Ejercicios =>
(1) En el texto sobre el mundo y la hermenéutica, ¿por qué la realidad no escapa a la necesidad de una predisposición para ser acogida? Explícalo en una a tres oraciones.
(2) Según el texto sobre el mundo y la hermenéutica, ¿cómo nos muestra el mundo?
(3) Transcribe, por favor, el fragmento del texto sobre el mundo y la hermenéutica que comienza en las palabras "La realidad, aun". Detente después de "filtro de explicación.".

Texto de lectura =>
┌──

El mundo y la hermenéutica

Lejos de una imperante teodicea medieval, con la Ilustración acentuada en el espíritu occidental, y profundamente consciente de sí mismo, nos encontramos ante un hombre situado –no trascendental: hombre al que le es posible tomar distancia del discurso cosmovisivo de turno, pero, con un poco de infortunio, sí vivirlo. ¿Cómo acercarnos o asumir una realidad que se presenta, no en todos los casos, tan amigable?

La realidad, aun siendo tan contingente y lábil, parece presentársenos como un gran hecho; lo que hay es lo que es, pensamos, y a partir de allí es de donde (nos) entendemos. Mas parece escapársenos que no cabe encuentro en el mundo ni con cosas ni con personas para las que no tengamos preparado en nuestro saber ninguna (pre)disposición bajo el que acogerlas. La realidad, tan golpeada por explicaciones de panfleto generalizado, no es la excepción. El mundo, que constituimos y nos constituye, nos muestra como acusados e incluso rehenes de su alteridad, y de igual modo, a dicha alteridad no le es posible escabullirse de nosotros como filtro de explicación.

└──

Datos extraídos =>
┌──

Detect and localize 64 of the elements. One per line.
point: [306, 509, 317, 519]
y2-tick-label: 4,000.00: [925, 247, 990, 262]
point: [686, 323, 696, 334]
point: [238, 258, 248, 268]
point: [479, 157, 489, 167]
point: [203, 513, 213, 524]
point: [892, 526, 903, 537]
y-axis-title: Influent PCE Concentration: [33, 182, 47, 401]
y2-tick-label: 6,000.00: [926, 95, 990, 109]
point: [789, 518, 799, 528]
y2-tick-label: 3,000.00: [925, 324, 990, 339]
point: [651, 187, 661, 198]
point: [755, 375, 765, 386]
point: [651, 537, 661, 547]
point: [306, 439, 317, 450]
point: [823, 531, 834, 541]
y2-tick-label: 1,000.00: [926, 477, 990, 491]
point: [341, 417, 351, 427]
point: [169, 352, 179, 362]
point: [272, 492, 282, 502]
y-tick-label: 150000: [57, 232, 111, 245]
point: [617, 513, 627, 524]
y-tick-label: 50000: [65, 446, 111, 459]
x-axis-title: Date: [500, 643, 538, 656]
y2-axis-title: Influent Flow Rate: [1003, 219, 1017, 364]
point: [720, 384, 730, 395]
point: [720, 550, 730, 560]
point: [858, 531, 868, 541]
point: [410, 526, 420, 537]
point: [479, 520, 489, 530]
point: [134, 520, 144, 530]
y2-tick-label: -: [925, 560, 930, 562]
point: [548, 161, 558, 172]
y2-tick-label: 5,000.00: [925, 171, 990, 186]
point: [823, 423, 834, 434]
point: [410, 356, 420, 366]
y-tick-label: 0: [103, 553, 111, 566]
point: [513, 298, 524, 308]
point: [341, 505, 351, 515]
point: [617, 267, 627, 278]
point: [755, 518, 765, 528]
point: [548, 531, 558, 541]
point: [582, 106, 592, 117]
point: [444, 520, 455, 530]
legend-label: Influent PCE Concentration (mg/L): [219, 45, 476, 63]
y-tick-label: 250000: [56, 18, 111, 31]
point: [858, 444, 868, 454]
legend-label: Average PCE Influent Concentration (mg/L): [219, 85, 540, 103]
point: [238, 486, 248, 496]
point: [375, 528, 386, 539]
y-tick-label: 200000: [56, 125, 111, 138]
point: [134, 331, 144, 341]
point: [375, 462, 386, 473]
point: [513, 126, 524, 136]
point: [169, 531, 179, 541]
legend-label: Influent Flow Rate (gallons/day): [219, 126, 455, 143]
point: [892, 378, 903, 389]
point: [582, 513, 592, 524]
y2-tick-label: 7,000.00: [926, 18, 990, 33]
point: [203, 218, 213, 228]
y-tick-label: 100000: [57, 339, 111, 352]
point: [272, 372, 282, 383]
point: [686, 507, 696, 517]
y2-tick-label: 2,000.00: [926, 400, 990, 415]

└──

Respuestas =>
(1) Según el texto, no cabe encuentro en el mundo ni con cosas ni con personas para las que no tengamos preparada en nuestro saber alguna (pre)disposición bajo la cual acogerlas. La realidad, aunque parezca presentarse como un gran hecho, no es la excepción a esa regla.

(2) Como acusados e incluso rehenes de su alteridad.

(3)
La realidad, aun siendo tan contingente y lábil, parece presentársenos como un gran hecho; lo que hay es lo que es, pensamos, y a partir de allí es de donde (nos) entendemos. Mas parece escapársenos que no cabe encuentro en el mundo ni con cosas ni con personas para las que no tengamos preparado en nuestro saber ninguna (pre)disposición bajo el que acogerlas. La realidad, tan golpeada por explicaciones de panfleto generalizado, no es la excepción. El mundo, que constituimos y nos constituye, nos muestra como acusados e incluso rehenes de su alteridad, y de igual modo, a dicha alteridad no le es posible escabullirse de nosotros como filtro de explicación.